● Requirement
Write out the full listing exactly as given, minus the images.
## start
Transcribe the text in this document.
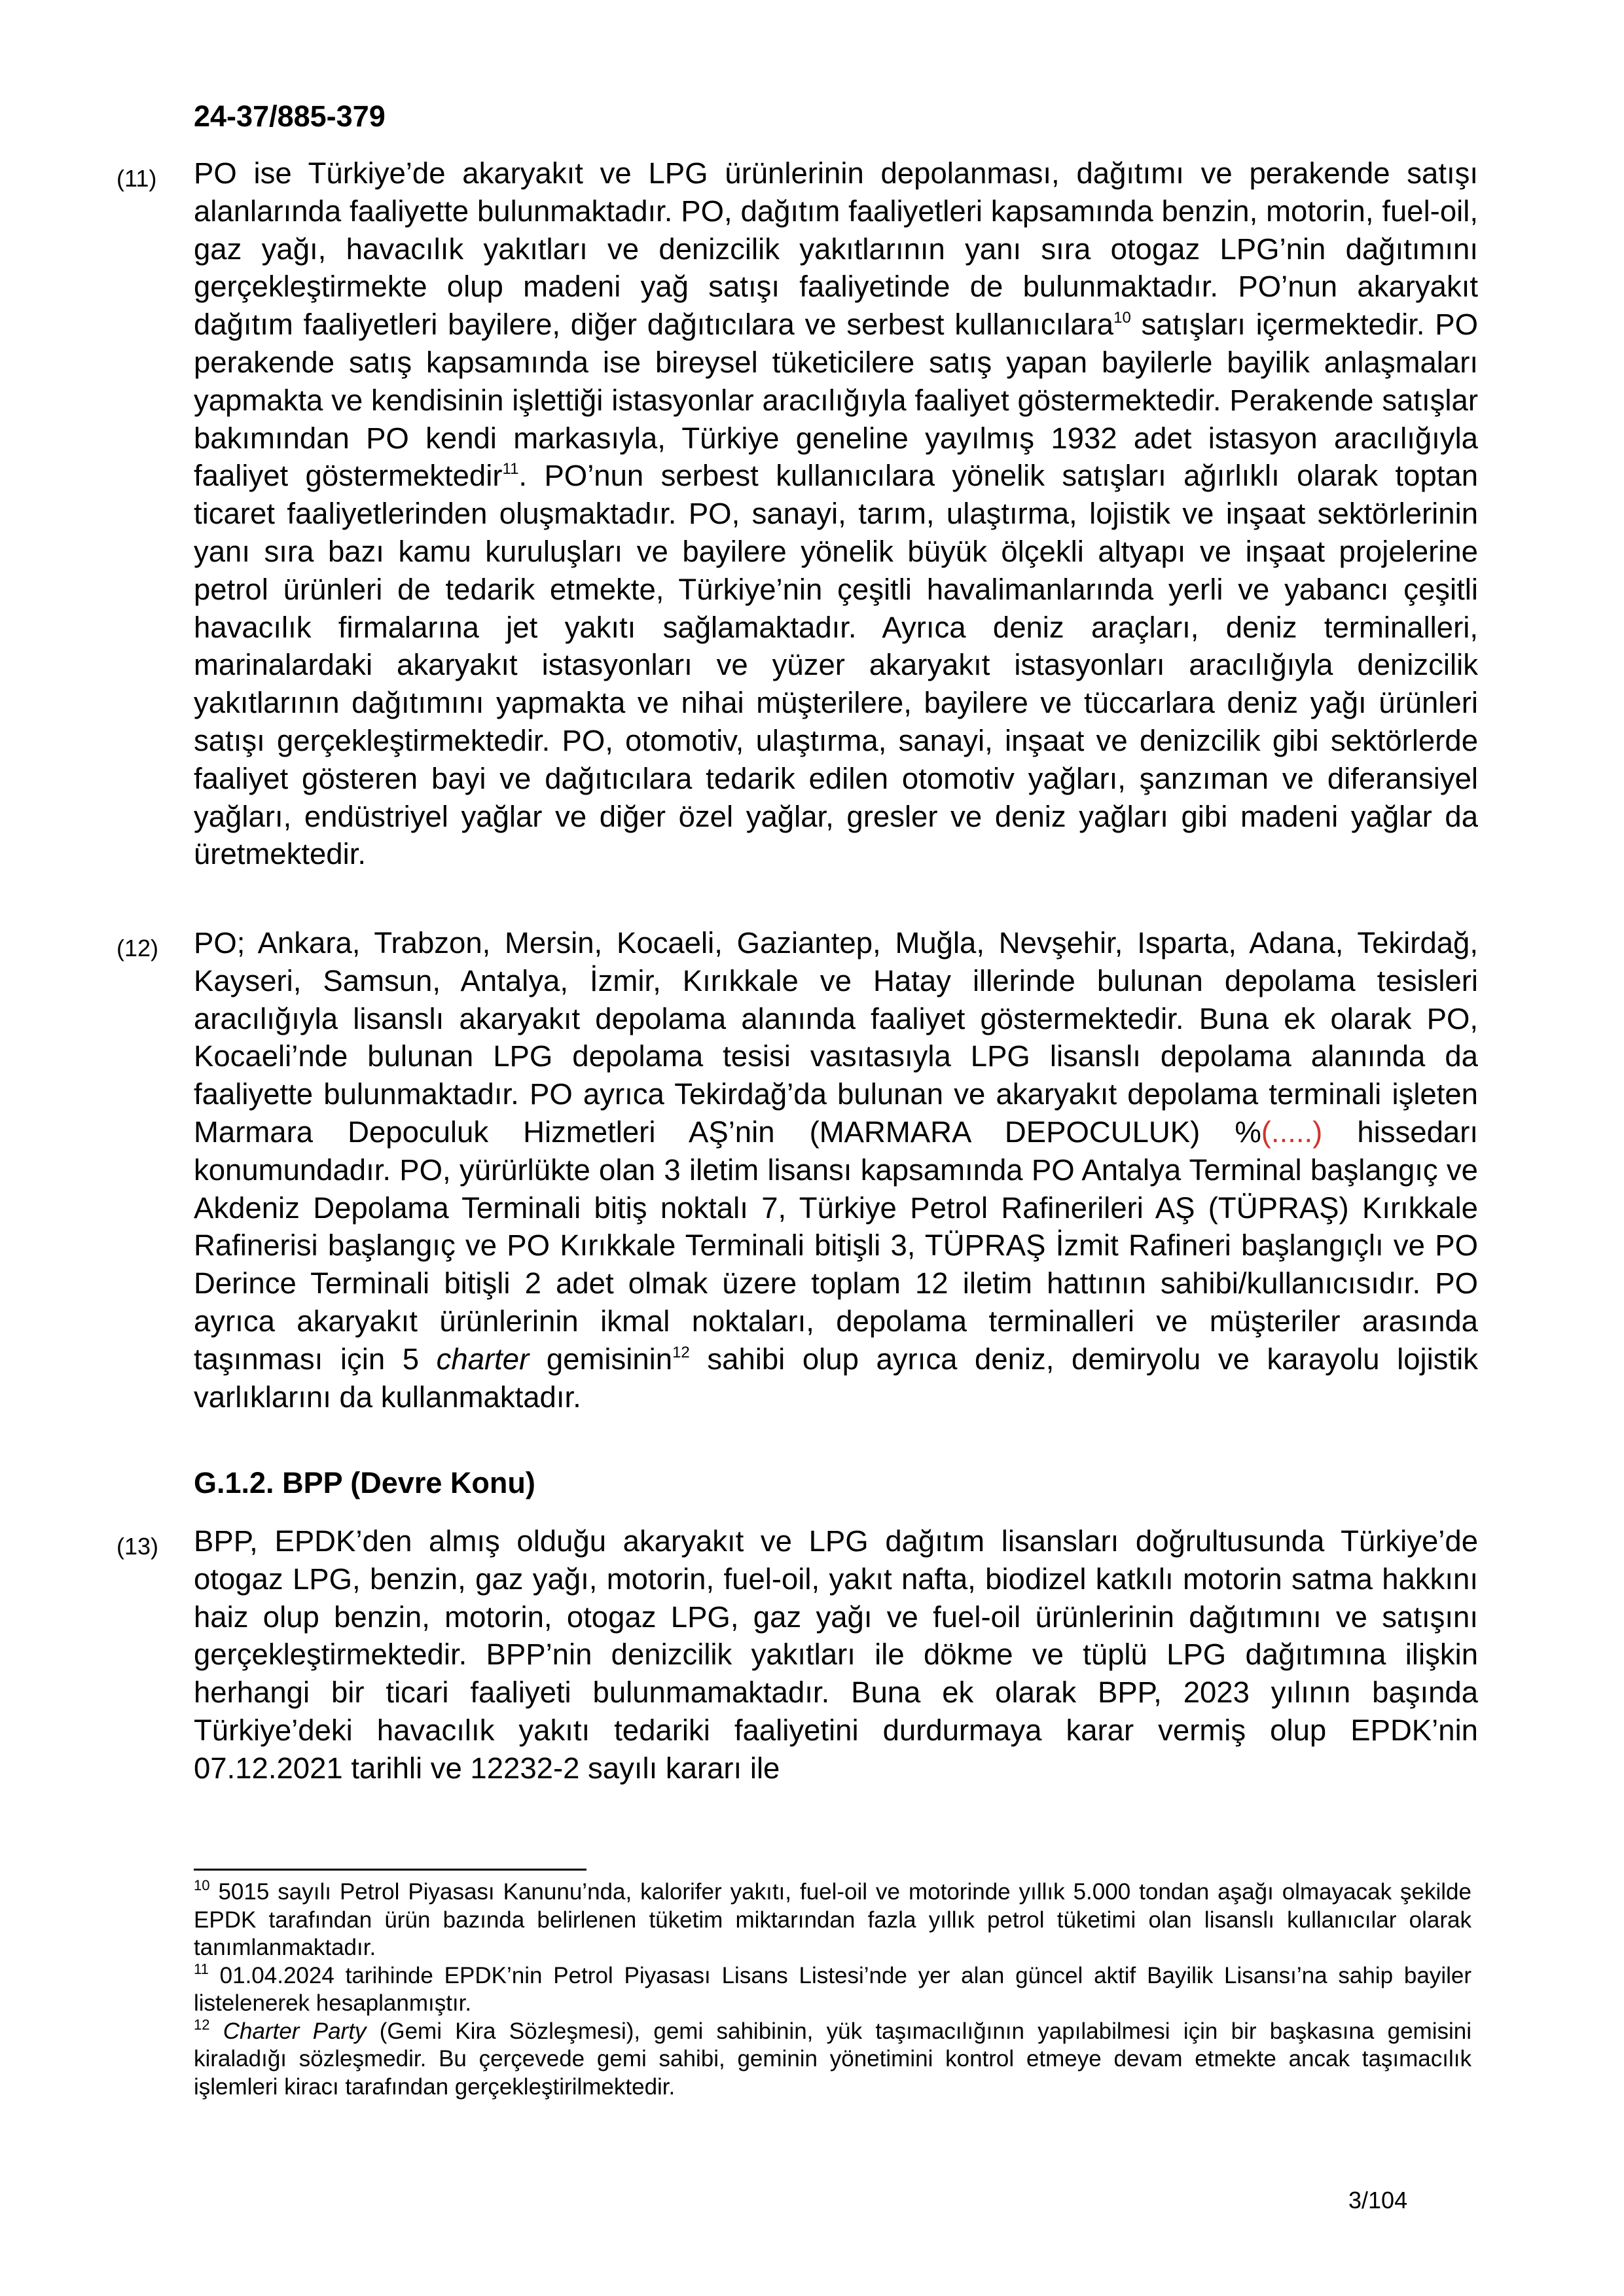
24-37/885-379
(11)	PO ise Türkiye’de akaryakıt ve LPG ürünlerinin depolanması, dağıtımı ve perakende satışı alanlarında faaliyette bulunmaktadır. PO, dağıtım faaliyetleri kapsamında benzin, motorin, fuel-oil, gaz yağı, havacılık yakıtları ve denizcilik yakıtlarının yanı sıra otogaz LPG’nin dağıtımını gerçekleştirmekte olup madeni yağ satışı faaliyetinde de bulunmaktadır. PO’nun akaryakıt dağıtım faaliyetleri bayilere, diğer dağıtıcılara ve serbest kullanıcılara$^{10}$ satışları içermektedir. PO perakende satış kapsamında ise bireysel tüketicilere satış yapan bayilerle bayilik anlaşmaları yapmakta ve kendisinin işlettiği istasyonlar aracılığıyla faaliyet göstermektedir. Perakende satışlar bakımından PO kendi markasıyla, Türkiye geneline yayılmış 1932 adet istasyon aracılığıyla faaliyet göstermektedir$^{11}$. PO’nun serbest kullanıcılara yönelik satışları ağırlıklı olarak toptan ticaret faaliyetlerinden oluşmaktadır. PO, sanayi, tarım, ulaştırma, lojistik ve inşaat sektörlerinin yanı sıra bazı kamu kuruluşları ve bayilere yönelik büyük ölçekli altyapı ve inşaat projelerine petrol ürünleri de tedarik etmekte, Türkiye’nin çeşitli havalimanlarında yerli ve yabancı çeşitli havacılık firmalarına jet yakıtı sağlamaktadır. Ayrıca deniz araçları, deniz terminalleri, marinalardaki akaryakıt istasyonları ve yüzer akaryakıt istasyonları aracılığıyla denizcilik yakıtlarının dağıtımını yapmakta ve nihai müşterilere, bayilere ve tüccarlara deniz yağı ürünleri satışı gerçekleştirmektedir. PO, otomotiv, ulaştırma, sanayi, inşaat ve denizcilik gibi sektörlerde faaliyet gösteren bayi ve dağıtıcılara tedarik edilen otomotiv yağları, şanzıman ve diferansiyel yağları, endüstriyel yağlar ve diğer özel yağlar, gresler ve deniz yağları gibi madeni yağlar da üretmektedir.
(12)	PO; Ankara, Trabzon, Mersin, Kocaeli, Gaziantep, Muğla, Nevşehir, Isparta, Adana, Tekirdağ, Kayseri, Samsun, Antalya, İzmir, Kırıkkale ve Hatay illerinde bulunan depolama tesisleri aracılığıyla lisanslı akaryakıt depolama alanında faaliyet göstermektedir. Buna ek olarak PO, Kocaeli’nde bulunan LPG depolama tesisi vasıtasıyla LPG lisanslı depolama alanında da faaliyette bulunmaktadır. PO ayrıca Tekirdağ’da bulunan ve akaryakıt depolama terminali işleten Marmara Depoculuk Hizmetleri AŞ’nin (MARMARA DEPOCULUK) %(.....) hissedarı konumundadır. PO, yürürlükte olan 3 iletim lisansı kapsamında PO Antalya Terminal başlangıç ve Akdeniz Depolama Terminali bitiş noktalı 7, Türkiye Petrol Rafinerileri AŞ (TÜPRAŞ) Kırıkkale Rafinerisi başlangıç ve PO Kırıkkale Terminali bitişli 3, TÜPRAŞ İzmit Rafineri başlangıçlı ve PO Derince Terminali bitişli 2 adet olmak üzere toplam 12 iletim hattının sahibi/kullanıcısıdır. PO ayrıca akaryakıt ürünlerinin ikmal noktaları, depolama terminalleri ve müşteriler arasında taşınması için 5 charter gemisinin$^{12}$ sahibi olup ayrıca deniz, demiryolu ve karayolu lojistik varlıklarını da kullanmaktadır.
G.1.2. BPP (Devre Konu)
(13)	BPP, EPDK’den almış olduğu akaryakıt ve LPG dağıtım lisansları doğrultusunda Türkiye’de otogaz LPG, benzin, gaz yağı, motorin, fuel-oil, yakıt nafta, biodizel katkılı motorin satma hakkını haiz olup benzin, motorin, otogaz LPG, gaz yağı ve fuel-oil ürünlerinin dağıtımını ve satışını gerçekleştirmektedir. BPP’nin denizcilik yakıtları ile dökme ve tüplü LPG dağıtımına ilişkin herhangi bir ticari faaliyeti bulunmamaktadır. Buna ek olarak BPP, 2023 yılının başında Türkiye’deki havacılık yakıtı tedariki faaliyetini durdurmaya karar vermiş olup EPDK’nin 07.12.2021 tarihli ve 12232-2 sayılı kararı ile
$^{10}$ 5015 sayılı Petrol Piyasası Kanunu’nda, kalorifer yakıtı, fuel-oil ve motorinde yıllık 5.000 tondan aşağı olmayacak şekilde EPDK tarafından ürün bazında belirlenen tüketim miktarından fazla yıllık petrol tüketimi olan lisanslı kullanıcılar olarak tanımlanmaktadır.
$^{11}$ 01.04.2024 tarihinde EPDK’nin Petrol Piyasası Lisans Listesi’nde yer alan güncel aktif Bayilik Lisansı’na sahip bayiler listelenerek hesaplanmıştır.
$^{12}$ Charter Party (Gemi Kira Sözleşmesi), gemi sahibinin, yük taşımacılığının yapılabilmesi için bir başkasına gemisini kiraladığı sözleşmedir. Bu çerçevede gemi sahibi, geminin yönetimini kontrol etmeye devam etmekte ancak taşımacılık işlemleri kiracı tarafından gerçekleştirilmektedir.
3/104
## end
● Solution for this task
Transcribe the text in this document.
24-37/885-379
(11)	PO ise Türkiye’de akaryakıt ve LPG ürünlerinin depolanması, dağıtımı ve perakende satışı alanlarında faaliyette bulunmaktadır. PO, dağıtım faaliyetleri kapsamında benzin, motorin, fuel-oil, gaz yağı, havacılık yakıtları ve denizcilik yakıtlarının yanı sıra otogaz LPG’nin dağıtımını gerçekleştirmekte olup madeni yağ satışı faaliyetinde de bulunmaktadır. PO’nun akaryakıt dağıtım faaliyetleri bayilere, diğer dağıtıcılara ve serbest kullanıcılara$^{10}$ satışları içermektedir. PO perakende satış kapsamında ise bireysel tüketicilere satış yapan bayilerle bayilik anlaşmaları yapmakta ve kendisinin işlettiği istasyonlar aracılığıyla faaliyet göstermektedir. Perakende satışlar bakımından PO kendi markasıyla, Türkiye geneline yayılmış 1932 adet istasyon aracılığıyla faaliyet göstermektedir$^{11}$. PO’nun serbest kullanıcılara yönelik satışları ağırlıklı olarak toptan ticaret faaliyetlerinden oluşmaktadır. PO, sanayi, tarım, ulaştırma, lojistik ve inşaat sektörlerinin yanı sıra bazı kamu kuruluşları ve bayilere yönelik büyük ölçekli altyapı ve inşaat projelerine petrol ürünleri de tedarik etmekte, Türkiye’nin çeşitli havalimanlarında yerli ve yabancı çeşitli havacılık firmalarına jet yakıtı sağlamaktadır. Ayrıca deniz araçları, deniz terminalleri, marinalardaki akaryakıt istasyonları ve yüzer akaryakıt istasyonları aracılığıyla denizcilik yakıtlarının dağıtımını yapmakta ve nihai müşterilere, bayilere ve tüccarlara deniz yağı ürünleri satışı gerçekleştirmektedir. PO, otomotiv, ulaştırma, sanayi, inşaat ve denizcilik gibi sektörlerde faaliyet gösteren bayi ve dağıtıcılara tedarik edilen otomotiv yağları, şanzıman ve diferansiyel yağları, endüstriyel yağlar ve diğer özel yağlar, gresler ve deniz yağları gibi madeni yağlar da üretmektedir.
(12)	PO; Ankara, Trabzon, Mersin, Kocaeli, Gaziantep, Muğla, Nevşehir, Isparta, Adana, Tekirdağ, Kayseri, Samsun, Antalya, İzmir, Kırıkkale ve Hatay illerinde bulunan depolama tesisleri aracılığıyla lisanslı akaryakıt depolama alanında faaliyet göstermektedir. Buna ek olarak PO, Kocaeli’nde bulunan LPG depolama tesisi vasıtasıyla LPG lisanslı depolama alanında da faaliyette bulunmaktadır. PO ayrıca Tekirdağ’da bulunan ve akaryakıt depolama terminali işleten Marmara Depoculuk Hizmetleri AŞ’nin (MARMARA DEPOCULUK) %(.....) hissedarı konumundadır. PO, yürürlükte olan 3 iletim lisansı kapsamında PO Antalya Terminal başlangıç ve Akdeniz Depolama Terminali bitiş noktalı 7, Türkiye Petrol Rafinerileri AŞ (TÜPRAŞ) Kırıkkale Rafinerisi başlangıç ve PO Kırıkkale Terminali bitişli 3, TÜPRAŞ İzmit Rafineri başlangıçlı ve PO Derince Terminali bitişli 2 adet olmak üzere toplam 12 iletim hattının sahibi/kullanıcısıdır. PO ayrıca akaryakıt ürünlerinin ikmal noktaları, depolama terminalleri ve müşteriler arasında taşınması için 5 charter gemisinin$^{12}$ sahibi olup ayrıca deniz, demiryolu ve karayolu lojistik varlıklarını da kullanmaktadır.
G.1.2. BPP (Devre Konu)
(13)	BPP, EPDK’den almış olduğu akaryakıt ve LPG dağıtım lisansları doğrultusunda Türkiye’de otogaz LPG, benzin, gaz yağı, motorin, fuel-oil, yakıt nafta, biodizel katkılı motorin satma hakkını haiz olup benzin, motorin, otogaz LPG, gaz yağı ve fuel-oil ürünlerinin dağıtımını ve satışını gerçekleştirmektedir. BPP’nin denizcilik yakıtları ile dökme ve tüplü LPG dağıtımına ilişkin herhangi bir ticari faaliyeti bulunmamaktadır. Buna ek olarak BPP, 2023 yılının başında Türkiye’deki havacılık yakıtı tedariki faaliyetini durdurmaya karar vermiş olup EPDK’nin 07.12.2021 tarihli ve 12232-2 sayılı kararı ile
$^{10}$ 5015 sayılı Petrol Piyasası Kanunu’nda, kalorifer yakıtı, fuel-oil ve motorinde yıllık 5.000 tondan aşağı olmayacak şekilde EPDK tarafından ürün bazında belirlenen tüketim miktarından fazla yıllık petrol tüketimi olan lisanslı kullanıcılar olarak tanımlanmaktadır.
$^{11}$ 01.04.2024 tarihinde EPDK’nin Petrol Piyasası Lisans Listesi’nde yer alan güncel aktif Bayilik Lisansı’na sahip bayiler listelenerek hesaplanmıştır.
$^{12}$ Charter Party (Gemi Kira Sözleşmesi), gemi sahibinin, yük taşımacılığının yapılabilmesi için bir başkasına gemisini kiraladığı sözleşmedir. Bu çerçevede gemi sahibi, geminin yönetimini kontrol etmeye devam etmekte ancak taşımacılık işlemleri kiracı tarafından gerçekleştirilmektedir.
3/104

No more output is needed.